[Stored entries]

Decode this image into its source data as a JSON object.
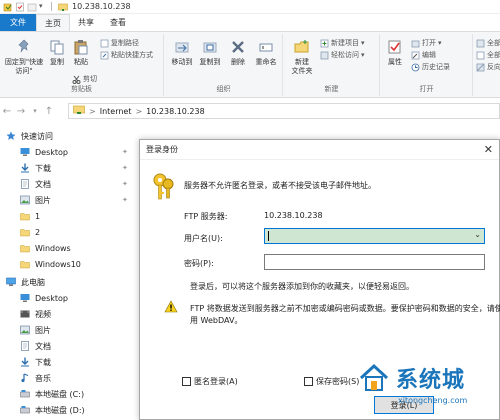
{
  "window": {
    "title": "10.238.10.238"
  },
  "tabs": [
    {
      "label": "文件"
    },
    {
      "label": "主页"
    },
    {
      "label": "共享"
    },
    {
      "label": "查看"
    }
  ],
  "ribbon": {
    "clipboard": {
      "pin_label": "固定到\"快速访问\"",
      "copy_label": "复制",
      "paste_label": "粘贴",
      "copy_path_label": "复制路径",
      "paste_shortcut_label": "粘贴快捷方式",
      "cut_label": "剪切",
      "group_label": "剪贴板"
    },
    "organize": {
      "move_to_label": "移动到",
      "copy_to_label": "复制到",
      "delete_label": "删除",
      "rename_label": "重命名",
      "group_label": "组织"
    },
    "new": {
      "new_folder_label": "新建\n文件夹",
      "new_item_label": "新建项目",
      "easy_access_label": "轻松访问",
      "group_label": "新建"
    },
    "open": {
      "properties_label": "属性",
      "open_label": "打开",
      "edit_label": "编辑",
      "history_label": "历史记录",
      "group_label": "打开"
    },
    "select": {
      "select_all_label": "全部选",
      "select_none_label": "全部取",
      "invert_label": "反向选"
    }
  },
  "address": {
    "segments": [
      "Internet",
      "10.238.10.238"
    ],
    "separator": ">"
  },
  "nav": {
    "quick_access": "快速访问",
    "quick_items": [
      {
        "label": "Desktop",
        "icon": "desktop-icon",
        "pinned": true
      },
      {
        "label": "下载",
        "icon": "download-icon",
        "pinned": true
      },
      {
        "label": "文档",
        "icon": "document-icon",
        "pinned": true
      },
      {
        "label": "图片",
        "icon": "picture-icon",
        "pinned": true
      },
      {
        "label": "1",
        "icon": "folder-icon",
        "pinned": false
      },
      {
        "label": "2",
        "icon": "folder-icon",
        "pinned": false
      },
      {
        "label": "Windows",
        "icon": "folder-icon",
        "pinned": false
      },
      {
        "label": "Windows10",
        "icon": "folder-icon",
        "pinned": false
      }
    ],
    "this_pc": "此电脑",
    "pc_items": [
      {
        "label": "Desktop",
        "icon": "desktop-icon"
      },
      {
        "label": "视频",
        "icon": "video-icon"
      },
      {
        "label": "图片",
        "icon": "picture-icon"
      },
      {
        "label": "文档",
        "icon": "document-icon"
      },
      {
        "label": "下载",
        "icon": "download-icon"
      },
      {
        "label": "音乐",
        "icon": "music-icon"
      },
      {
        "label": "本地磁盘 (C:)",
        "icon": "drive-icon"
      },
      {
        "label": "本地磁盘 (D:)",
        "icon": "drive-icon"
      }
    ]
  },
  "dialog": {
    "title": "登录身份",
    "message": "服务器不允许匿名登录，或者不接受该电子邮件地址。",
    "server_label": "FTP 服务器:",
    "server_value": "10.238.10.238",
    "username_label": "用户名(U):",
    "username_value": "",
    "password_label": "密码(P):",
    "password_value": "",
    "note": "登录后，可以将这个服务器添加到你的收藏夹，以便轻易返回。",
    "warning_line1": "FTP 将数据发送到服务器之前不加密或编码密码或数据。要保护密码和数据的安全，请使",
    "warning_line2": "用 WebDAV。",
    "anonymous_label": "匿名登录(A)",
    "save_password_label": "保存密码(S)",
    "login_label": "登录(L)"
  },
  "watermark": {
    "brand": "系统城",
    "url": "xitongcheng.com"
  }
}
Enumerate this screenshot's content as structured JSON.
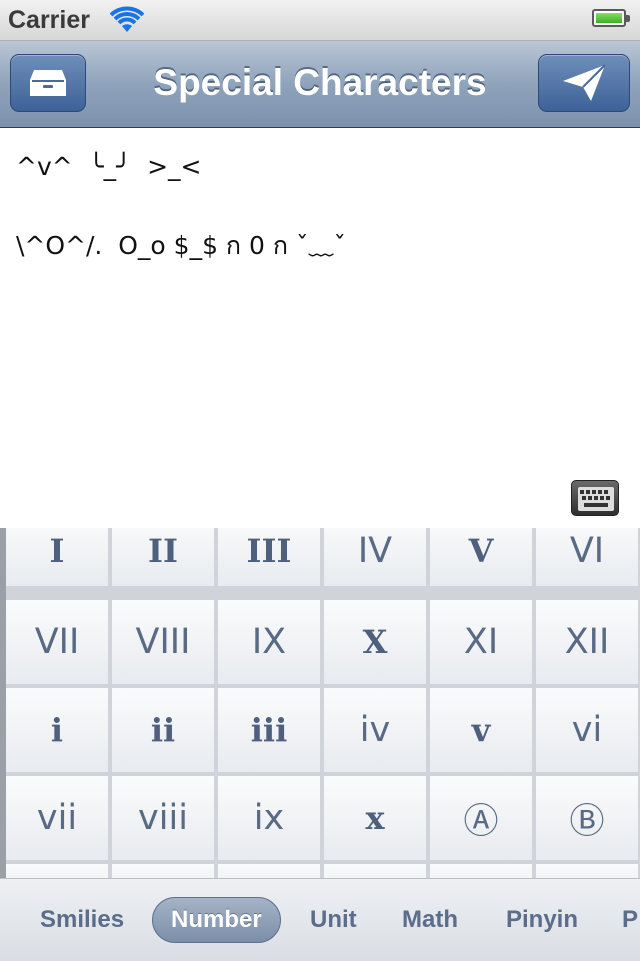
{
  "status_bar": {
    "carrier": "Carrier"
  },
  "nav": {
    "title": "Special Characters",
    "left_icon": "archive-box-icon",
    "right_icon": "paper-plane-send-icon"
  },
  "text": {
    "line1": "^v^  ╰_╯  >_<",
    "line2": "\\^O^/.  O_o $_$ ก 0 ก ˇ﹏ˇ"
  },
  "grid": {
    "rows": [
      [
        "I",
        "II",
        "III",
        "IV",
        "V",
        "VI"
      ],
      [
        "VII",
        "VIII",
        "IX",
        "X",
        "XI",
        "XII"
      ],
      [
        "i",
        "ii",
        "iii",
        "iv",
        "v",
        "vi"
      ],
      [
        "vii",
        "viii",
        "ix",
        "x",
        "Ⓐ",
        "Ⓑ"
      ]
    ]
  },
  "tabs": [
    "Smilies",
    "Number",
    "Unit",
    "Math",
    "Pinyin",
    "P"
  ],
  "active_tab": "Number",
  "colors": {
    "nav_accent": "#7b91ac",
    "button": "#3d6298",
    "grid_text": "#596a85"
  }
}
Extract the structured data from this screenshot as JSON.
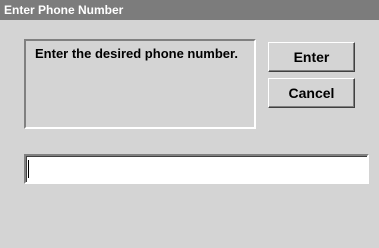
{
  "dialog": {
    "title": "Enter Phone Number",
    "prompt": "Enter the desired phone number.",
    "enter_label": "Enter",
    "cancel_label": "Cancel",
    "phone_value": "",
    "phone_placeholder": ""
  }
}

Set task: Print exactly the lines from the line with "Extract the structured" through the end of the data, both ends included, and print no pictures.

Written solution:
Extract the structured data from this screenshot as JSON.
{
  "dialog": {
    "title": "Enter Phone Number",
    "prompt": "Enter the desired phone number.",
    "enter_label": "Enter",
    "cancel_label": "Cancel",
    "phone_value": "",
    "phone_placeholder": ""
  }
}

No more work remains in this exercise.